_Do this_
Within the records below, find each line that holds the string "source", then copy it.
* start Data rows *
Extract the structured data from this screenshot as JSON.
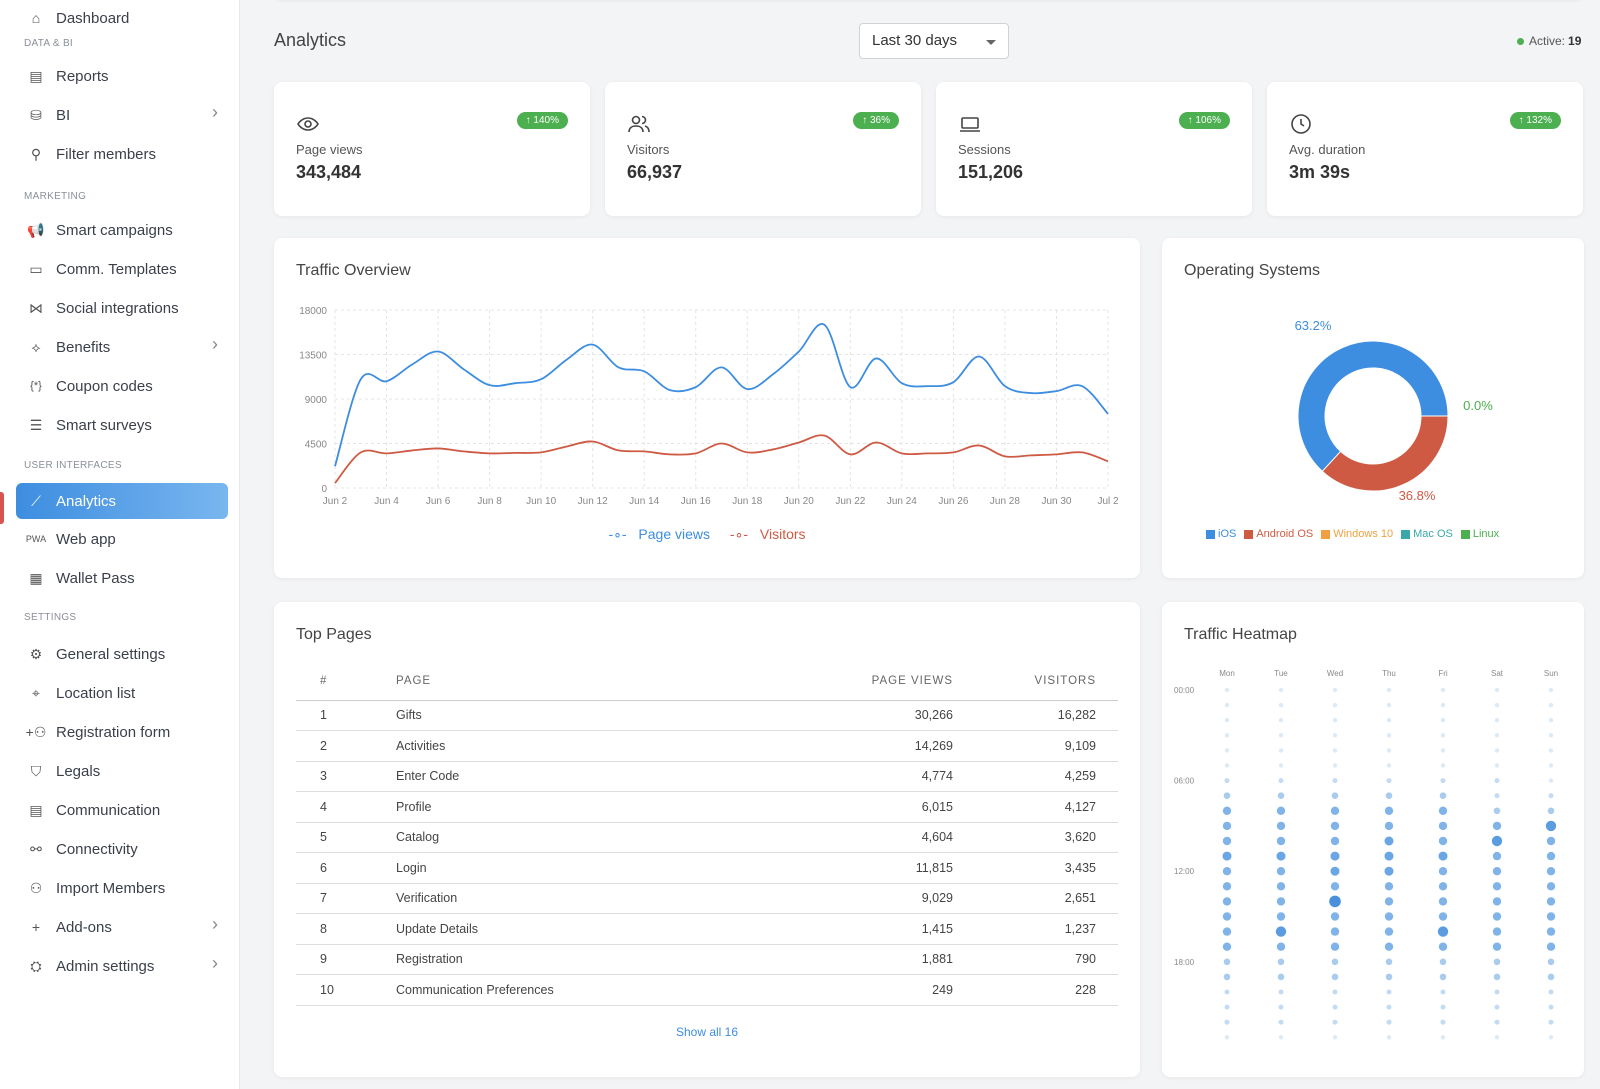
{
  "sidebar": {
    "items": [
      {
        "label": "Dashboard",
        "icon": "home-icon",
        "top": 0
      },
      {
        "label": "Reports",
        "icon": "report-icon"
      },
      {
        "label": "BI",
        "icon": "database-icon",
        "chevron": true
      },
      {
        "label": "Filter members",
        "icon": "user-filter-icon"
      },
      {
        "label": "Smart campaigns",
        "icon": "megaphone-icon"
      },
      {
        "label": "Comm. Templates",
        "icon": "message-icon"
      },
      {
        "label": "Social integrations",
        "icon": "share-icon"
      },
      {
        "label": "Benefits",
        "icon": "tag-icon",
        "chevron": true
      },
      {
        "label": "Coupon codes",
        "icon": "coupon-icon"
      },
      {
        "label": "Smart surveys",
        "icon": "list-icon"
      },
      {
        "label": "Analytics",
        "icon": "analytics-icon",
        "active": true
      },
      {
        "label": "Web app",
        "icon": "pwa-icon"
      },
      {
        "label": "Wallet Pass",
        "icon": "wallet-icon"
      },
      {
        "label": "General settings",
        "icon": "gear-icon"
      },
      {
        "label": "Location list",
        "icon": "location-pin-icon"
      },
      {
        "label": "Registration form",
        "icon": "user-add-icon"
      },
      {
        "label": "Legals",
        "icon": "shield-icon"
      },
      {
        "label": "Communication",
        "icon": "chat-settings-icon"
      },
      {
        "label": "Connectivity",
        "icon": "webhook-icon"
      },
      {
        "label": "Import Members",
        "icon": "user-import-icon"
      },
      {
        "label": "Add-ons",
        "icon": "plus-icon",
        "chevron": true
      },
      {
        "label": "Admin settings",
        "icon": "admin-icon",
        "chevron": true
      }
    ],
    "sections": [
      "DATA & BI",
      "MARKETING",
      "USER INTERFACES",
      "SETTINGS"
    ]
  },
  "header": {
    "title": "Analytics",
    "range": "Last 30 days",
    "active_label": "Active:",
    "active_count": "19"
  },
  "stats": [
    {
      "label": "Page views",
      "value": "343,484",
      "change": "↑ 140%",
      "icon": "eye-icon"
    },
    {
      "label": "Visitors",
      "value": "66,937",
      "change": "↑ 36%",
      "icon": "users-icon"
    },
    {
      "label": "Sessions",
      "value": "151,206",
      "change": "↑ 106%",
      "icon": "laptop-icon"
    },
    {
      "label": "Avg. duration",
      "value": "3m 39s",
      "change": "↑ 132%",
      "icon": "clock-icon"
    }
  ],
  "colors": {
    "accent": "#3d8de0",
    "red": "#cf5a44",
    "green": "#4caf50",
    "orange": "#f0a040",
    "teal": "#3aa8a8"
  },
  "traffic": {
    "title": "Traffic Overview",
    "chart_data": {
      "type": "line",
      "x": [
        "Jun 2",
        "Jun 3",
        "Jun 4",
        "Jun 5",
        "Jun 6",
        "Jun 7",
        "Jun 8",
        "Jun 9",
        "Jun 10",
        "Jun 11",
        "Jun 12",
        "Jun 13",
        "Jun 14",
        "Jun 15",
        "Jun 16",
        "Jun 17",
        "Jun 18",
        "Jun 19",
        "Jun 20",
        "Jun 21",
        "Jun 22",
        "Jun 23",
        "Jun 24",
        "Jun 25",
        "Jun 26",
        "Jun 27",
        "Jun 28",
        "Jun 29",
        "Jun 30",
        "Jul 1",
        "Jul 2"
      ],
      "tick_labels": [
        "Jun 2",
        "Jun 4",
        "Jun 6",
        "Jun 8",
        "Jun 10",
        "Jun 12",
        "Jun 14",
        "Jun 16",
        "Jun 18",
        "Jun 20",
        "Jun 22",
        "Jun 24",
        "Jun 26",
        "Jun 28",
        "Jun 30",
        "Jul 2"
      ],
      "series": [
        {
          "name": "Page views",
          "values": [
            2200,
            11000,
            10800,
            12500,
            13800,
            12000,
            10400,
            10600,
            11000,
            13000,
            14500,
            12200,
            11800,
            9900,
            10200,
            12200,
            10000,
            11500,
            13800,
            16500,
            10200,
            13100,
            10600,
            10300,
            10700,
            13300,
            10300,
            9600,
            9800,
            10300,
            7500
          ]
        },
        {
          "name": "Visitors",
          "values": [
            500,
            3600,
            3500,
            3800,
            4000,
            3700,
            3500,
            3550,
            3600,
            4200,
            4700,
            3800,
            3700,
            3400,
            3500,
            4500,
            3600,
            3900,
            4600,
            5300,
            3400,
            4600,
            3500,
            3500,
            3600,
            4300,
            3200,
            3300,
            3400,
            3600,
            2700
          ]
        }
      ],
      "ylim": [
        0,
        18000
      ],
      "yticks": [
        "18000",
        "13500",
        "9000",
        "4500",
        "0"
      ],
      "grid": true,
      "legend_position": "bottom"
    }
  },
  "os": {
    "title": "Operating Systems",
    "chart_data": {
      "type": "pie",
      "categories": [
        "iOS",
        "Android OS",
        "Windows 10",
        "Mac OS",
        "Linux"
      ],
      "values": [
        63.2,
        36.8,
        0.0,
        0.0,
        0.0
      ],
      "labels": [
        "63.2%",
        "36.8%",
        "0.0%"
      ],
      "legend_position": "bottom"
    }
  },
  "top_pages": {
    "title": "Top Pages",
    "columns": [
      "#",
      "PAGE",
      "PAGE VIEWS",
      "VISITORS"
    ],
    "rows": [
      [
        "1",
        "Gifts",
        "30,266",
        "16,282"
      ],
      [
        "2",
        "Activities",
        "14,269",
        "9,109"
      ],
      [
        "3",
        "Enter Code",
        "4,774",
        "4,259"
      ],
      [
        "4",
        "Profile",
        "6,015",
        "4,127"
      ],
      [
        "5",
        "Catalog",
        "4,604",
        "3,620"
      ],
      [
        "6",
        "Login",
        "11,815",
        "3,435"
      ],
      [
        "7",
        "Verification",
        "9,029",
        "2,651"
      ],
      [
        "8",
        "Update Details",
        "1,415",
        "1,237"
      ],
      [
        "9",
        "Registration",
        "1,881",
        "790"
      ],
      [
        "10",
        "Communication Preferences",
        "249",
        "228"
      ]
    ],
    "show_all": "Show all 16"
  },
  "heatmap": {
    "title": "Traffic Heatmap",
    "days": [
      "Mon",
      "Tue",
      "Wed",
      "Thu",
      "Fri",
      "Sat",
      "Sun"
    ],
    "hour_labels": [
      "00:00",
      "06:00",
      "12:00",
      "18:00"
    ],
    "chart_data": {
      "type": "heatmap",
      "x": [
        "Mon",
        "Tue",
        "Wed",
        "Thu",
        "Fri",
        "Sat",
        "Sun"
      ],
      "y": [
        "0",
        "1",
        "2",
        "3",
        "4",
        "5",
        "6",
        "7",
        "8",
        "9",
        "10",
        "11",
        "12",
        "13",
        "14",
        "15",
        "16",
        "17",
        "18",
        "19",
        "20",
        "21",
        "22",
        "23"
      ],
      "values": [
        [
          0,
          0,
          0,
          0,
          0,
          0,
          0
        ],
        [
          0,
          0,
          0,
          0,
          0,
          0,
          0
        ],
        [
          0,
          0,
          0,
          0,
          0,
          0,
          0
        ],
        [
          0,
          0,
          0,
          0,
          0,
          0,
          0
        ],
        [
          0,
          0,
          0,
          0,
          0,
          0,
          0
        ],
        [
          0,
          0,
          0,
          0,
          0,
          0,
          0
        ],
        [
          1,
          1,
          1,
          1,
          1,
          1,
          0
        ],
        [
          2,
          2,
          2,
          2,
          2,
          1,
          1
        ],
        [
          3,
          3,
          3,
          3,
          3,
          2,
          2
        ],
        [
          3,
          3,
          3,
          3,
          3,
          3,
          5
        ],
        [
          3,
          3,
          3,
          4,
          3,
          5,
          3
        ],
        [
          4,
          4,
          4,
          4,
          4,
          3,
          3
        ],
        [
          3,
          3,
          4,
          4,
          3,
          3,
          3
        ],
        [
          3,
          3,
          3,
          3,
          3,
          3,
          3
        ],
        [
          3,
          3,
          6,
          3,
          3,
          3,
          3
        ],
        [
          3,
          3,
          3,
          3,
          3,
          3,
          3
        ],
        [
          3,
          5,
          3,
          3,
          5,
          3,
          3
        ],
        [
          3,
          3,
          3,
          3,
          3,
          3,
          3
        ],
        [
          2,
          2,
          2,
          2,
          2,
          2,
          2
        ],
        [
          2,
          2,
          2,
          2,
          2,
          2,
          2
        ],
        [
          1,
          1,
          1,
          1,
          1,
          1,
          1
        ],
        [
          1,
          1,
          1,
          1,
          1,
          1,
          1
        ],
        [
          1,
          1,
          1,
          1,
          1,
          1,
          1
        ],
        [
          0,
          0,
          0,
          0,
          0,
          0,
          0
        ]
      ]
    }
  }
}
* end Data rows *
* start Data rows *
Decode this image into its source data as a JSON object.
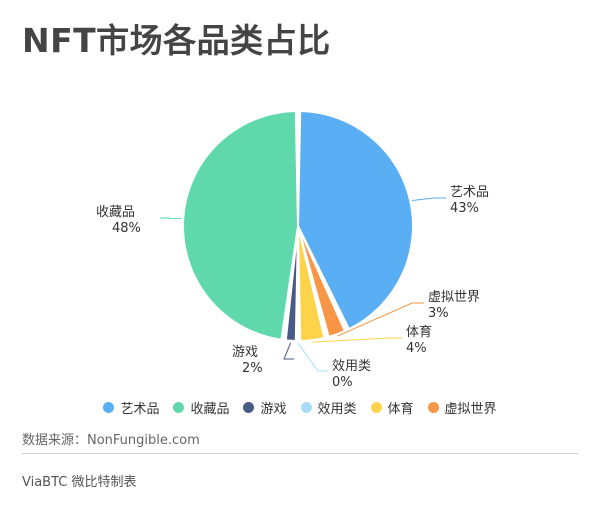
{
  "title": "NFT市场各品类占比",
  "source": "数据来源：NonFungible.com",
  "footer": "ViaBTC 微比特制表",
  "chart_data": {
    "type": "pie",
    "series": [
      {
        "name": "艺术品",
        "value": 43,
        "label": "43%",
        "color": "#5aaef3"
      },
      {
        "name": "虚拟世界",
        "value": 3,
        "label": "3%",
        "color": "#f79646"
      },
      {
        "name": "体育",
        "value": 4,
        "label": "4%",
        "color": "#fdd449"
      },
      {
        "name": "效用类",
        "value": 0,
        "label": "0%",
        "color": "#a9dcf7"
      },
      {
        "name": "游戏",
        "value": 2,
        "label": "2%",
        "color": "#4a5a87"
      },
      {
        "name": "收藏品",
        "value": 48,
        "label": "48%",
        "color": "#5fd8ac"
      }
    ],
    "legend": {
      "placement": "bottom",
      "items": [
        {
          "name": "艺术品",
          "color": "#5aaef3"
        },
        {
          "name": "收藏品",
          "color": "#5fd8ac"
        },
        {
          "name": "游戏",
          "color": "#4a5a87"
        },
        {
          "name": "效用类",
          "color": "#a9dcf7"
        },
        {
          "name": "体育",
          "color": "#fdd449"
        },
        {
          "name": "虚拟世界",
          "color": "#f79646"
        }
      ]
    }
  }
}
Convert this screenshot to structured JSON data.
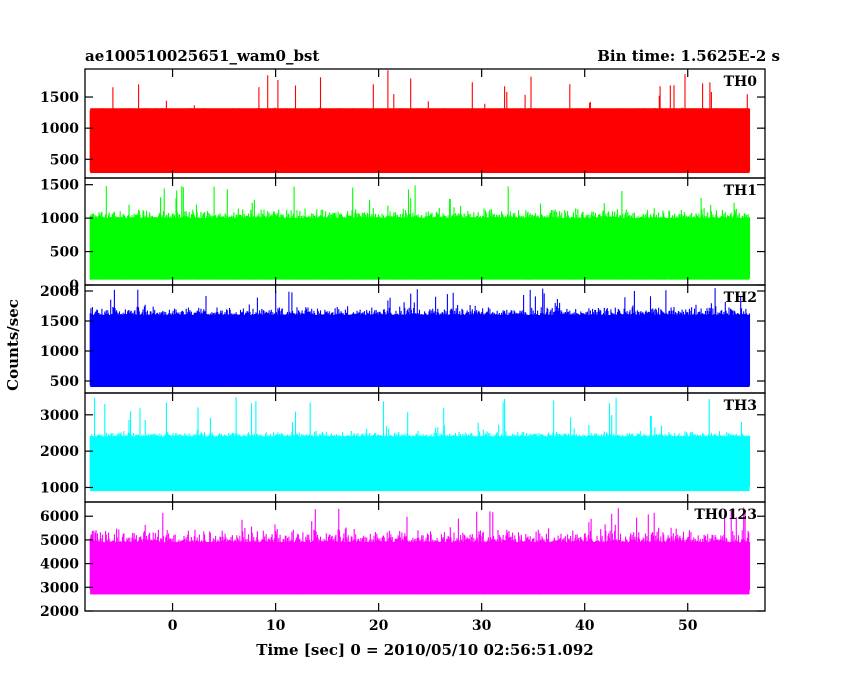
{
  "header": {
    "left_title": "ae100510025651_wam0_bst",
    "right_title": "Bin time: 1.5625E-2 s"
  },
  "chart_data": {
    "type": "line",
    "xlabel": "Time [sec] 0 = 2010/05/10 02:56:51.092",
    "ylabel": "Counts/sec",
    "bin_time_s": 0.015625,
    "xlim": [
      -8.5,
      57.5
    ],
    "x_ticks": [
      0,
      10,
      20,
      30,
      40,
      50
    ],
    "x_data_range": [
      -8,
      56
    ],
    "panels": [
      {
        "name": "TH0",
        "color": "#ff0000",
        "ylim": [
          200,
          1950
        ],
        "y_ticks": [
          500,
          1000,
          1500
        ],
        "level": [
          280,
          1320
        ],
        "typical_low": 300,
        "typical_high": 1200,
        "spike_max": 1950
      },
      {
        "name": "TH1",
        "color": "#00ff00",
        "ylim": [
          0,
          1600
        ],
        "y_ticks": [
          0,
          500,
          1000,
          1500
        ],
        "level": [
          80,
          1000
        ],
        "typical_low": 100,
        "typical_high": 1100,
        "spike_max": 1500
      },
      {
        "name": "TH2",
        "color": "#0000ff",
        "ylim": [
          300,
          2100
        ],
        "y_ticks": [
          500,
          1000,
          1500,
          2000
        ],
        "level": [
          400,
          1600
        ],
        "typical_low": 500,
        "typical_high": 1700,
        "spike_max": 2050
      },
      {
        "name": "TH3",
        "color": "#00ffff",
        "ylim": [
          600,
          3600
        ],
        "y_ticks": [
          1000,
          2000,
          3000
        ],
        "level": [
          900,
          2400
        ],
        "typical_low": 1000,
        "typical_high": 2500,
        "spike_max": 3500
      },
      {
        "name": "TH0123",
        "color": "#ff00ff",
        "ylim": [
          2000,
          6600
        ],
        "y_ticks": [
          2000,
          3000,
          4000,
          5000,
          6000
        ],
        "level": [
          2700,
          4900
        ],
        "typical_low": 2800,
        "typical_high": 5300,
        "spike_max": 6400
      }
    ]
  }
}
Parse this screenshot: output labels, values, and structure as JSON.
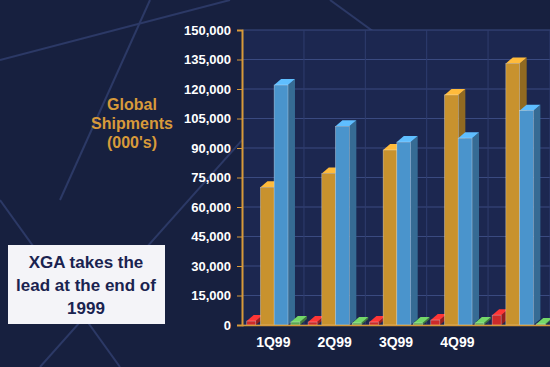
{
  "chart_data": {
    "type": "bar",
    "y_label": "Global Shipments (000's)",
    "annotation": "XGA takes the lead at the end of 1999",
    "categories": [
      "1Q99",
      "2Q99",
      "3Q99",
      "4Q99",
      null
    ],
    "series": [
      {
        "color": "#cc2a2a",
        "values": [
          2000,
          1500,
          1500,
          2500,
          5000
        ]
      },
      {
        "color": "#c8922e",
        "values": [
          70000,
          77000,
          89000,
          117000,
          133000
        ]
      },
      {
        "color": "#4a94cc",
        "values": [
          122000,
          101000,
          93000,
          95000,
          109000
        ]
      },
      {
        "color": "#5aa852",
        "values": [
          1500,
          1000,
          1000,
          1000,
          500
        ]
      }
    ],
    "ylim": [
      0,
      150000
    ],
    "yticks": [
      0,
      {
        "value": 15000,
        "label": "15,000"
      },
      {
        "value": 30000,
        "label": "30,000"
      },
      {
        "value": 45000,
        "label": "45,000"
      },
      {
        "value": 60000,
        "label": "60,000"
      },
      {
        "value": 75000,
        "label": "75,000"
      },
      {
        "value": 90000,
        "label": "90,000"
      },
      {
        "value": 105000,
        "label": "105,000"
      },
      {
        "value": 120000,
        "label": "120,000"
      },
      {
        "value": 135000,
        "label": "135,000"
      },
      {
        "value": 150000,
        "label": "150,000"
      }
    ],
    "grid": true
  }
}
* end Data rows *
* start Data rows *
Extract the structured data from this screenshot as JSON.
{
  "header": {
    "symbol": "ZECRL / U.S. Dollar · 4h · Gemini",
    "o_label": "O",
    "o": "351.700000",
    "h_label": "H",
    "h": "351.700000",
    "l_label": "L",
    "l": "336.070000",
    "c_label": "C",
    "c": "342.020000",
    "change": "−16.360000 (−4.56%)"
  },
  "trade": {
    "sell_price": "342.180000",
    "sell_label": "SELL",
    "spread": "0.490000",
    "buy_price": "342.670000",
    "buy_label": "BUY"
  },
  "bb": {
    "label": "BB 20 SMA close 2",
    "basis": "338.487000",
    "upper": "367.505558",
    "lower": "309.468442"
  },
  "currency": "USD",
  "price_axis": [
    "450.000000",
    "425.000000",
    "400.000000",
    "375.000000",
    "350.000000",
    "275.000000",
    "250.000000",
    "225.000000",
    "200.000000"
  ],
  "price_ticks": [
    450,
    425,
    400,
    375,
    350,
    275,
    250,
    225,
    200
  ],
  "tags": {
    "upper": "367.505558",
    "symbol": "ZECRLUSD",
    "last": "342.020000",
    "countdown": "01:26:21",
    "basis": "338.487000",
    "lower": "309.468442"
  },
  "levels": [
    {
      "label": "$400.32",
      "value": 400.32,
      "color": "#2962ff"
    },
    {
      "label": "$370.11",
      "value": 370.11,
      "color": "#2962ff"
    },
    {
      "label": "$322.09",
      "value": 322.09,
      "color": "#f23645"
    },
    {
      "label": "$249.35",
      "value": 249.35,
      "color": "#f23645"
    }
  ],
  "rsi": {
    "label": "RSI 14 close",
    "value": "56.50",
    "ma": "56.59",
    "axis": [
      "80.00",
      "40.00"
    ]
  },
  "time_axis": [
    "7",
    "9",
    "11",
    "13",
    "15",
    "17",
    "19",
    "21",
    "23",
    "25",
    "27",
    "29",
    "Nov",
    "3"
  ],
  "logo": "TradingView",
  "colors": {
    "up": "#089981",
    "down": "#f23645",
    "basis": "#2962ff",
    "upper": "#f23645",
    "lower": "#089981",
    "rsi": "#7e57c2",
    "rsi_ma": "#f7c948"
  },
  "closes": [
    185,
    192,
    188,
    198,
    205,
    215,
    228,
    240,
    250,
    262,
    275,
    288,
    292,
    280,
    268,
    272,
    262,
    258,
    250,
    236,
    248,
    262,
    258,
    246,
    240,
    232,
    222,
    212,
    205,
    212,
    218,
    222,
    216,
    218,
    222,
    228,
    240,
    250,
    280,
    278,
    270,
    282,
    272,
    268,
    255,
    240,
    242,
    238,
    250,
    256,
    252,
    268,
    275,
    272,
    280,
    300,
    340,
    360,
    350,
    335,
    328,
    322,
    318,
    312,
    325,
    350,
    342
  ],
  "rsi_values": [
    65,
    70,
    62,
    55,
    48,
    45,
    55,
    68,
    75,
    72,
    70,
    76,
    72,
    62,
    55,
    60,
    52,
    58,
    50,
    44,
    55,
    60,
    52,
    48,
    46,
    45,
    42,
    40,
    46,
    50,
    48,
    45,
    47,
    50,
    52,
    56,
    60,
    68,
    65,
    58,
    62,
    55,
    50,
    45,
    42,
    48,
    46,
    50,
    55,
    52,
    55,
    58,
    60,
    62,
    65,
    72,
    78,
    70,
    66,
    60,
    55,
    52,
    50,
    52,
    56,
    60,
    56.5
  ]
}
* end Data rows *
_Solved exercise_
Decode this image into its source data as a JSON object.
  "source": "数据来源：NonFungible.com",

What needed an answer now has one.